--- begin Task input ---

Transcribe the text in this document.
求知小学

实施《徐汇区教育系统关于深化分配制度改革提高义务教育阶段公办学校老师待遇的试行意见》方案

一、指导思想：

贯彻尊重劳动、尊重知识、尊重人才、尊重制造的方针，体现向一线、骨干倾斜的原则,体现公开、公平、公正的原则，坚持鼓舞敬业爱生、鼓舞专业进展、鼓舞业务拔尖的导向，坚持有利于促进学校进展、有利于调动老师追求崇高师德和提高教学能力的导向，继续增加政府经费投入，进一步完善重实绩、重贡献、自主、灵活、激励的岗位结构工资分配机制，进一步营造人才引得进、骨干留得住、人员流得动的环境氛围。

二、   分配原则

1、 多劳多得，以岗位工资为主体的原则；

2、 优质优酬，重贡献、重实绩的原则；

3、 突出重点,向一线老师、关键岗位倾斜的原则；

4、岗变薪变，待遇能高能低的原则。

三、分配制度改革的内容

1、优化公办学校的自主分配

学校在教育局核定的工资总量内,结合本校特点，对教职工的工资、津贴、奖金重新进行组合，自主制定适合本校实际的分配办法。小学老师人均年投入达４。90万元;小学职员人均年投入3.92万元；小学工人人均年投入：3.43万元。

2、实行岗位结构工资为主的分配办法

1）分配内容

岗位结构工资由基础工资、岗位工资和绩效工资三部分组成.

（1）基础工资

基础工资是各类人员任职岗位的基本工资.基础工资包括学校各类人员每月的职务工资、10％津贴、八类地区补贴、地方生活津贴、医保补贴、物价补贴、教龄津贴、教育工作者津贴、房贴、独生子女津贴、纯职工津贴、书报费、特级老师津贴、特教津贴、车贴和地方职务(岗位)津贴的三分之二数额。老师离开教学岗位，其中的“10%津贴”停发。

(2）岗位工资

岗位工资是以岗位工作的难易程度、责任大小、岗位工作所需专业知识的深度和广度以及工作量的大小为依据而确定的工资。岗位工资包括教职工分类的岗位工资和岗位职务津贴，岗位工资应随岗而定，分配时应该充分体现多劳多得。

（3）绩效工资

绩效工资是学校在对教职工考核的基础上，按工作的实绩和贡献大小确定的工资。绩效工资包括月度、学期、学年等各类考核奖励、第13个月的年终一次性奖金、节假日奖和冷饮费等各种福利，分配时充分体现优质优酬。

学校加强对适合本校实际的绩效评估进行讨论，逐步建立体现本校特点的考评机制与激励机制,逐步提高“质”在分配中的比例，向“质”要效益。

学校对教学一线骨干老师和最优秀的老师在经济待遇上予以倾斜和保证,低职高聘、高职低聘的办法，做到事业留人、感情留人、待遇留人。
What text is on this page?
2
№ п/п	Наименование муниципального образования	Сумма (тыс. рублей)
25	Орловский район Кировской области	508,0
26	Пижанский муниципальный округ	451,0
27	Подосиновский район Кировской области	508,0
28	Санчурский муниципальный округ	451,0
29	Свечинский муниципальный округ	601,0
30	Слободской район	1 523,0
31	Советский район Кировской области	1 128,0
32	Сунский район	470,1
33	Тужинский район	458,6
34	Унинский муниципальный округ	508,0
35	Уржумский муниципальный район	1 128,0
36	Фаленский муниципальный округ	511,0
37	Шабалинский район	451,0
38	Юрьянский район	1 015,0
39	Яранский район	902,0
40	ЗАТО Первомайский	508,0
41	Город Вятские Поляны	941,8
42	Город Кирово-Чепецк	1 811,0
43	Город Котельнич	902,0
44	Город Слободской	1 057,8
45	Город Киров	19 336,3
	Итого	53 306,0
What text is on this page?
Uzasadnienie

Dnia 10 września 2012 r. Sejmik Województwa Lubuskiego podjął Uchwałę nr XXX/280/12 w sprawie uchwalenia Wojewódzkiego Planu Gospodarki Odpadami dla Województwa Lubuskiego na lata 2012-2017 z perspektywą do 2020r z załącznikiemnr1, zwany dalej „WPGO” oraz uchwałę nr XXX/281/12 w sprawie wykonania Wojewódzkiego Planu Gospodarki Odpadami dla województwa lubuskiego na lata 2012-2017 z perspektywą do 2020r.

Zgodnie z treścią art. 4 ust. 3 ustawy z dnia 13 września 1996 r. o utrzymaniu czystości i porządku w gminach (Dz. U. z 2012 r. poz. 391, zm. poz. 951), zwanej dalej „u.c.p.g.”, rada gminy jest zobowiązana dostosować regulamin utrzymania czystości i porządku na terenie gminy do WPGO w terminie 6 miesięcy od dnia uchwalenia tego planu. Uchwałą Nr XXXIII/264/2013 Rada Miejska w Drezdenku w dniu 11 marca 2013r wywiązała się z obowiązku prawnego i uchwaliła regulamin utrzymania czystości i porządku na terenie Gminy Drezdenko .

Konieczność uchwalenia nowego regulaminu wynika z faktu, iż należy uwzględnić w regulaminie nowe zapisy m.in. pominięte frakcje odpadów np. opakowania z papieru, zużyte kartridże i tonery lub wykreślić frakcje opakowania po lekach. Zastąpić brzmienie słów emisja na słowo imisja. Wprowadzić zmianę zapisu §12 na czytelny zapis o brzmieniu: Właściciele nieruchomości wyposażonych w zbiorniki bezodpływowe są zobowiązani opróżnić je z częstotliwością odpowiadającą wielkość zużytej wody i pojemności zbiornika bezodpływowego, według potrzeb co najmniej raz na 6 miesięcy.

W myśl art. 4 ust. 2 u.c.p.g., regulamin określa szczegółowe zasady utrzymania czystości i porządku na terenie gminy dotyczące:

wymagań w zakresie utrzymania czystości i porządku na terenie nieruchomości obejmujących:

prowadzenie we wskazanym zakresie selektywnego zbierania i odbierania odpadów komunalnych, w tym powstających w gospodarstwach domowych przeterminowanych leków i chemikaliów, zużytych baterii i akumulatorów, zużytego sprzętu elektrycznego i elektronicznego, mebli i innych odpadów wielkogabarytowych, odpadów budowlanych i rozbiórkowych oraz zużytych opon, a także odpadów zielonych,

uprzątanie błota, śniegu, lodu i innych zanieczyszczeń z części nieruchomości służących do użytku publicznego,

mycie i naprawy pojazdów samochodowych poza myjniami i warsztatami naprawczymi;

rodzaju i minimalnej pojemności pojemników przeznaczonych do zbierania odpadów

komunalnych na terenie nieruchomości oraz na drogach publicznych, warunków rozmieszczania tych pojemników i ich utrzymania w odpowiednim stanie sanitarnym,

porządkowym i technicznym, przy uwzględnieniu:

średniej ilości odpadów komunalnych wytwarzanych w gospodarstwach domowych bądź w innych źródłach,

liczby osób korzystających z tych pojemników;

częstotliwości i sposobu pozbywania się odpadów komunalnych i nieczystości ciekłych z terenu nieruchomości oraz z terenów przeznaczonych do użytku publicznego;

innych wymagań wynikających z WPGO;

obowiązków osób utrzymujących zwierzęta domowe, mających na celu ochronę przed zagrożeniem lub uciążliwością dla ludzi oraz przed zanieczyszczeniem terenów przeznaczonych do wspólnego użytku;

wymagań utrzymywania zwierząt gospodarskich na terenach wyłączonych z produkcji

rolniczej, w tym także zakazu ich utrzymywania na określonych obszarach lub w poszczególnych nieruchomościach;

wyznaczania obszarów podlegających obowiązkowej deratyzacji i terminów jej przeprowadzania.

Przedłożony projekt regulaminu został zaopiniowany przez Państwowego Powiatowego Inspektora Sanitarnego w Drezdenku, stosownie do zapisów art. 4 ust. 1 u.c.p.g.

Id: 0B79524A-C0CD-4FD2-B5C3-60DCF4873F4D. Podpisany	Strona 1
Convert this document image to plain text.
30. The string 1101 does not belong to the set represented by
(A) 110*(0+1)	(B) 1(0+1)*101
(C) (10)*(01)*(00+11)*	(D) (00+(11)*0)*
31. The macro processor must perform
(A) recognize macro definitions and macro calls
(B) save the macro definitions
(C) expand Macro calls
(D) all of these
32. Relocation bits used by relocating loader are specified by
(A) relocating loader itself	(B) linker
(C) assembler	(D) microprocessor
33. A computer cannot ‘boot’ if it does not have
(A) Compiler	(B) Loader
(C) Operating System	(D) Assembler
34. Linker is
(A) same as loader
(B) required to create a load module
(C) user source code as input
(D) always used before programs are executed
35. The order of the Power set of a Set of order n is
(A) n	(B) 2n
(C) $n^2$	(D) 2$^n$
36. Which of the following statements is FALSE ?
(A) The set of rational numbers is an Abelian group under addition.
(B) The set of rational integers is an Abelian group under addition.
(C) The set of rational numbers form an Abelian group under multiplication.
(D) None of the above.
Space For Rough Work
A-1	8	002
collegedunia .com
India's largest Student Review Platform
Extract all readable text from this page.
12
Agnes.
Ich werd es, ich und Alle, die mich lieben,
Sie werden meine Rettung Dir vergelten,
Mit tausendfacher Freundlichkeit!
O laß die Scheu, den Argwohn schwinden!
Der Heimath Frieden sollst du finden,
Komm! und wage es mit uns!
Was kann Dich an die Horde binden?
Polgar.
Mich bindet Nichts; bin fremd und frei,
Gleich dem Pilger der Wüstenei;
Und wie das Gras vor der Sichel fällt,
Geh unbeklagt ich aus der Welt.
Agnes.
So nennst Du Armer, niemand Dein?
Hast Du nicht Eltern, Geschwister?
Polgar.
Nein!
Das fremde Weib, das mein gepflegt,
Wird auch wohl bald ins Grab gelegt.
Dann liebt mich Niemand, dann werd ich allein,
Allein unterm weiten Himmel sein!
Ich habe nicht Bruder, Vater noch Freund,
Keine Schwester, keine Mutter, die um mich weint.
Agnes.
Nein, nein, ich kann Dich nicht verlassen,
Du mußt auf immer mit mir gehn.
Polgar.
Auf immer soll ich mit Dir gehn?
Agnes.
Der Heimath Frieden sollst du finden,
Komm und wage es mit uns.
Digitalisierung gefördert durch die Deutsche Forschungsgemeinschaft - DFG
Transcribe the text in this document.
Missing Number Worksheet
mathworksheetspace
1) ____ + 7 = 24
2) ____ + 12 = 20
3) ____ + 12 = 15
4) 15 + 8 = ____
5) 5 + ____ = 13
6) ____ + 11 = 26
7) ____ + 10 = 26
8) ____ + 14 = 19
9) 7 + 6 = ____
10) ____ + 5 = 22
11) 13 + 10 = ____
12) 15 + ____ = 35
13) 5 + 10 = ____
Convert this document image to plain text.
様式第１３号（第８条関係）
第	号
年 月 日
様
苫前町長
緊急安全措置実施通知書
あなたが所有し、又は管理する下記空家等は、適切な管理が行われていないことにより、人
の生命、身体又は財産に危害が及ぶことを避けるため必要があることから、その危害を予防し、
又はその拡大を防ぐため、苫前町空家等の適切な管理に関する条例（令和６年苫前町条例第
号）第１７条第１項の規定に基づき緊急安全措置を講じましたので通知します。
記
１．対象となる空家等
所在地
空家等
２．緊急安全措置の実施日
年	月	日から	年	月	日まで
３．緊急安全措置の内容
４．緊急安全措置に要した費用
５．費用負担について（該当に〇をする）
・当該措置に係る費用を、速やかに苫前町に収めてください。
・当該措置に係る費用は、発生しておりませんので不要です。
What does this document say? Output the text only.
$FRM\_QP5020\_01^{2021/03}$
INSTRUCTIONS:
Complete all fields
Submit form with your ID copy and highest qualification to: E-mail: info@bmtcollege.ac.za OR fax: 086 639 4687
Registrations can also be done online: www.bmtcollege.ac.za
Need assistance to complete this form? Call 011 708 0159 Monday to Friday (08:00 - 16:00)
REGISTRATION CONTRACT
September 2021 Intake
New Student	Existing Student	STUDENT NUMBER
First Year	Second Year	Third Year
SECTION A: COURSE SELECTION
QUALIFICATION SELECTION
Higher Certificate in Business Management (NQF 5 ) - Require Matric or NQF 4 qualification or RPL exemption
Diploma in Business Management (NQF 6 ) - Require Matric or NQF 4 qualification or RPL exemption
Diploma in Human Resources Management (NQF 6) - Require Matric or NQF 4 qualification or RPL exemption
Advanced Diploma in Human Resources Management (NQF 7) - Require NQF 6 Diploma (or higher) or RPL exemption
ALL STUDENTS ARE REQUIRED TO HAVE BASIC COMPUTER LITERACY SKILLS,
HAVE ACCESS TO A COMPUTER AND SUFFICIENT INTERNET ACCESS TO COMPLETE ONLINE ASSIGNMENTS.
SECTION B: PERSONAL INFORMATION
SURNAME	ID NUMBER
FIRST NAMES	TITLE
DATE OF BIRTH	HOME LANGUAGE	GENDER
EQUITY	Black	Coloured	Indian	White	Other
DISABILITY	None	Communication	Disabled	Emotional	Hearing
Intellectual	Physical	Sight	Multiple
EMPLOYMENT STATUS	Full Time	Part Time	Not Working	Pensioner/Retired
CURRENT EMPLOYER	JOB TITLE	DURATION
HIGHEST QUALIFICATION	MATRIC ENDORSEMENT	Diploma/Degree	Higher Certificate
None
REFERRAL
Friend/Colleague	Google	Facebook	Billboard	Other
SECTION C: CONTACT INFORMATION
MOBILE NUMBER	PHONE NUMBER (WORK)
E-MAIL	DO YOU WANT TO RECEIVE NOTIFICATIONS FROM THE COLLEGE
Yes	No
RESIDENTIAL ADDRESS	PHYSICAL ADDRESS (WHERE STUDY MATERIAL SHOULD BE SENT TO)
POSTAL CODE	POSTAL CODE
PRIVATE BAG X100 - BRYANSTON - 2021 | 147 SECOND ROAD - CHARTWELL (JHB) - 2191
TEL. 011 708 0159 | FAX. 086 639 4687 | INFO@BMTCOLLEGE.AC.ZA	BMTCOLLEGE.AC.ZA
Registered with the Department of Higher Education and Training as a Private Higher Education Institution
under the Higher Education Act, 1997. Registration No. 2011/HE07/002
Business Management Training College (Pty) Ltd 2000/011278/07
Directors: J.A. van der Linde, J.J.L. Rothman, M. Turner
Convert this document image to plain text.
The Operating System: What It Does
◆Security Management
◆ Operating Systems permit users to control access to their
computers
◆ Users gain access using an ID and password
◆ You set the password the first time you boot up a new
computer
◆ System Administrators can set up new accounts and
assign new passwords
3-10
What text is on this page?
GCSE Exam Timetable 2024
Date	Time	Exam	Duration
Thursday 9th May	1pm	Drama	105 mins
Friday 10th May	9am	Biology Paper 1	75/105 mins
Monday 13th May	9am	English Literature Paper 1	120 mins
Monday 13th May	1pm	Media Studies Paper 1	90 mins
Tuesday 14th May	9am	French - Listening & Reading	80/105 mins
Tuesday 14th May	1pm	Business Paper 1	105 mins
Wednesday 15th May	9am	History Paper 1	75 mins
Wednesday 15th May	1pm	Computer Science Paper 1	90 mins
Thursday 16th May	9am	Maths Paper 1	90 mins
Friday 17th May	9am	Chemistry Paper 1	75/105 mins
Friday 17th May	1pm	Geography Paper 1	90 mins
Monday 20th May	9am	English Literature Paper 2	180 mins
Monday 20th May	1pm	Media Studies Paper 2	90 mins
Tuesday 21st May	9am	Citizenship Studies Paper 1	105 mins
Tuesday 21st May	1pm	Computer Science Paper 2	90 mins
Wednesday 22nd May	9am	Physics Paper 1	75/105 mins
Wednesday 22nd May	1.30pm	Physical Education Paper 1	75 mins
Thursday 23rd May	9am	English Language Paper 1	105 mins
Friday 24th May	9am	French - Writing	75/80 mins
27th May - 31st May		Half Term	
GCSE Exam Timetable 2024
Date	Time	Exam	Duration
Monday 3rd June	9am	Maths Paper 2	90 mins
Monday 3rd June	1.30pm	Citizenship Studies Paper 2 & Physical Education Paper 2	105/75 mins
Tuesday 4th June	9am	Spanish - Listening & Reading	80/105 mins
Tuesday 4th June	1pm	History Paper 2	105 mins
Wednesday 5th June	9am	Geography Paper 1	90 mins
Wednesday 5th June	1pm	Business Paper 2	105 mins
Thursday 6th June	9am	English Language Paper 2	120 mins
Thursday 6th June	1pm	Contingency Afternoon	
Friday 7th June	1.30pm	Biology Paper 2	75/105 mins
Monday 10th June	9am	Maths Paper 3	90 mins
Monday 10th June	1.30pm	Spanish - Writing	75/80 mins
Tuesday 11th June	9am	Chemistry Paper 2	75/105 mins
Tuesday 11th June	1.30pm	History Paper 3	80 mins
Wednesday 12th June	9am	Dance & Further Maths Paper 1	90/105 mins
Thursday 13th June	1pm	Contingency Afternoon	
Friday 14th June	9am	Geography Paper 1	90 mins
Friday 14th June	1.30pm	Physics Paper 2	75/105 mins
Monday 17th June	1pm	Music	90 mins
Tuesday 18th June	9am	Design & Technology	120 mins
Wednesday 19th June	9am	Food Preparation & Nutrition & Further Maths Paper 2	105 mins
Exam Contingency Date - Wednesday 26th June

--- end Task input ---

**Short task**
In the records above, locate the lines holding the word "Management". Copy each of them.

**Solution for this problem**
Higher Certificate in Business Management (NQF 5 ) - Require Matric or NQF 4 qualification or RPL exemption
Diploma in Business Management (NQF 6 ) - Require Matric or NQF 4 qualification or RPL exemption
Diploma in Human Resources Management (NQF 6) - Require Matric or NQF 4 qualification or RPL exemption
Advanced Diploma in Human Resources Management (NQF 7) - Require NQF 6 Diploma (or higher) or RPL exemption
Business Management Training College (Pty) Ltd 2000/011278/07
◆Security Management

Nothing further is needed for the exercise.